* Start Materials provided *
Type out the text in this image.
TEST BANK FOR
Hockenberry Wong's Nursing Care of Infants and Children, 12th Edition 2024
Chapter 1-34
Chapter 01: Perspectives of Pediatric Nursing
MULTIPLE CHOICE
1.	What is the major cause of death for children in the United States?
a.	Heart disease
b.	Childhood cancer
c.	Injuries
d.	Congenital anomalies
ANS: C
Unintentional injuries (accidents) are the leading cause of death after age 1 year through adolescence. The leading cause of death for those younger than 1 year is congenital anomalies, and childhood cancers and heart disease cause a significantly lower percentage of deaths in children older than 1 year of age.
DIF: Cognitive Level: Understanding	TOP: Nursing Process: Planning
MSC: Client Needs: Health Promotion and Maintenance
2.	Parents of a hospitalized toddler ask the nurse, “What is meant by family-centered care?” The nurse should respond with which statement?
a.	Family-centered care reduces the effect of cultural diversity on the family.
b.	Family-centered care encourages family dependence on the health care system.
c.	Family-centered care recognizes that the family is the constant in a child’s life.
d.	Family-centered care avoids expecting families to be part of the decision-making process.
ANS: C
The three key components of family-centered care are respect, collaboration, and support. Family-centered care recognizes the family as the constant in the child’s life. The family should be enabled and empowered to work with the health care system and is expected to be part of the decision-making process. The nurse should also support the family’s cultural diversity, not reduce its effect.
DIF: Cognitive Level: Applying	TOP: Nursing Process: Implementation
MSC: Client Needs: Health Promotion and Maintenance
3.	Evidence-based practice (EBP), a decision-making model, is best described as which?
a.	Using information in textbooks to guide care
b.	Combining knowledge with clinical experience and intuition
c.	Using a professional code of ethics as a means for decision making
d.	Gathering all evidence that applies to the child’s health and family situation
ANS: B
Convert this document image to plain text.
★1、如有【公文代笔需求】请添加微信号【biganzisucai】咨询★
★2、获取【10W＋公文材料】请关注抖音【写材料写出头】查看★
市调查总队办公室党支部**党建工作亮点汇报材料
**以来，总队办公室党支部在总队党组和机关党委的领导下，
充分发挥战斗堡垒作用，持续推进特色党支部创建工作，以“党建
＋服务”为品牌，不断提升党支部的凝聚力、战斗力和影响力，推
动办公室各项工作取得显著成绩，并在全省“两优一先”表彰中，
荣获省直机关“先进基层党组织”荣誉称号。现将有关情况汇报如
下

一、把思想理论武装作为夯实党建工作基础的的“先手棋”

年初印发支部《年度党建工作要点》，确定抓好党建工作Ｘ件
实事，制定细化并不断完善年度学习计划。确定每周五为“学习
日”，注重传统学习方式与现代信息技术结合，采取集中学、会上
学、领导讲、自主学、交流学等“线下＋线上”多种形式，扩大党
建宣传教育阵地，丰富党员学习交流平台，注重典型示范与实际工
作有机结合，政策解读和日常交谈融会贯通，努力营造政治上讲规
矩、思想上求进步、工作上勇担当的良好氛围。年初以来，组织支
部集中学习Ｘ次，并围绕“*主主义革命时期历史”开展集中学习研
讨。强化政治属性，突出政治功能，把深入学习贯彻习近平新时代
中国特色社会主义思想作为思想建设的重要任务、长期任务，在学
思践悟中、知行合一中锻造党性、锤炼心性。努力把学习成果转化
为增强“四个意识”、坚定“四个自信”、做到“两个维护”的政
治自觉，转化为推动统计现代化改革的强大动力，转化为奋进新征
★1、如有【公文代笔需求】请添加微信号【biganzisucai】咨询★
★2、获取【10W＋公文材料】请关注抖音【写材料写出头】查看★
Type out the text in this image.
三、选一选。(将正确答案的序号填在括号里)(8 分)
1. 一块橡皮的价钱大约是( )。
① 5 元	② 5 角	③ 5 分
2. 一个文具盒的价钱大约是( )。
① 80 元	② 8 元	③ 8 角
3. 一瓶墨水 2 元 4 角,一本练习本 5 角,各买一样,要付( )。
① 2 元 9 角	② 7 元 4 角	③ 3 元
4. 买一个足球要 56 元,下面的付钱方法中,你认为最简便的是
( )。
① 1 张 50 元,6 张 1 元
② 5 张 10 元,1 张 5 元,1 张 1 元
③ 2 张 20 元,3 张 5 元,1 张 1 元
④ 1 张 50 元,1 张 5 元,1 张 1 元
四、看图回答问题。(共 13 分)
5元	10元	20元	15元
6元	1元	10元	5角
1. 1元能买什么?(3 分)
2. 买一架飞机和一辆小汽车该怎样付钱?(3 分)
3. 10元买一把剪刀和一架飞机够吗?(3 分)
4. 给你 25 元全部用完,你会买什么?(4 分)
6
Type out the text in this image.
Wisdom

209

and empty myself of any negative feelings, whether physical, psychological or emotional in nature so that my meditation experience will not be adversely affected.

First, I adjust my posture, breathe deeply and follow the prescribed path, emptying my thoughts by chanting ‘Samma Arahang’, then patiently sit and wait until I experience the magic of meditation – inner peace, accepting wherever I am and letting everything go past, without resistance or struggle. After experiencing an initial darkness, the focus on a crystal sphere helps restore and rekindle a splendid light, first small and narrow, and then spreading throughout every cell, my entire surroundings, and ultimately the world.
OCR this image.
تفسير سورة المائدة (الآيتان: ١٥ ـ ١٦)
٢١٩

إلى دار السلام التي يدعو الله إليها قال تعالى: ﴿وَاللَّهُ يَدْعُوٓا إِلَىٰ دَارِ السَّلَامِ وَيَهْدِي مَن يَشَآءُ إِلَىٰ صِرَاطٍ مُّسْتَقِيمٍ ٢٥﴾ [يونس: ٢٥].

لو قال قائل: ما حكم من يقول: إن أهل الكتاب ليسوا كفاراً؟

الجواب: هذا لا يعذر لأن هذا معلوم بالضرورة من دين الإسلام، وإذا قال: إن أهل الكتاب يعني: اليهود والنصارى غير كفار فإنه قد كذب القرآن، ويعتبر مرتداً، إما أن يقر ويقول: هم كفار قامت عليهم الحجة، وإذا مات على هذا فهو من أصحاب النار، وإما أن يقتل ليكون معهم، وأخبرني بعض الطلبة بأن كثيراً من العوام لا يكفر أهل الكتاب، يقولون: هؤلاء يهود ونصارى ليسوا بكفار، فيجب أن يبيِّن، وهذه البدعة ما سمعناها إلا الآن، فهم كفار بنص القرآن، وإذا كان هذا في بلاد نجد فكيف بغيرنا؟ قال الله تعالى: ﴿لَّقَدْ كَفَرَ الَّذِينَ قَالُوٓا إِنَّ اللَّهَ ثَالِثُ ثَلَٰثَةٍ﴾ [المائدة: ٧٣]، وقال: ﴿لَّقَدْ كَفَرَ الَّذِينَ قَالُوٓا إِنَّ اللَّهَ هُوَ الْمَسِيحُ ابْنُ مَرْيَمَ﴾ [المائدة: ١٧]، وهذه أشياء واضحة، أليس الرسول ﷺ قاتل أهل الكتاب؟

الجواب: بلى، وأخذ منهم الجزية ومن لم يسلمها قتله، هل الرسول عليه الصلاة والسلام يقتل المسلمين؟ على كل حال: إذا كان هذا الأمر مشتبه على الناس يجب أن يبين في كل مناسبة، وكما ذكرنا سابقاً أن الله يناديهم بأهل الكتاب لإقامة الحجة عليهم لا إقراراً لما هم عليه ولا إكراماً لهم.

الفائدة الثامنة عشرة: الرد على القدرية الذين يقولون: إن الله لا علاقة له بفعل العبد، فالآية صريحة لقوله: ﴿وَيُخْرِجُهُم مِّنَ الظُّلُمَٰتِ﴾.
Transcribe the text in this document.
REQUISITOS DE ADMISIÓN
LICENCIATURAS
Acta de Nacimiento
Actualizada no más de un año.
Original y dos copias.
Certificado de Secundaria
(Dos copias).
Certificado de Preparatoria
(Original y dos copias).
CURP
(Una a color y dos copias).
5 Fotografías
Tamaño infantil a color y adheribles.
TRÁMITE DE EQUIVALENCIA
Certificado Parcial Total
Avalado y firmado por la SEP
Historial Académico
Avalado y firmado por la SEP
* End Materials provided *
## Given instruction
Count the lines of these entries that hold the string "الرسول", and give only that number.

## Written response
2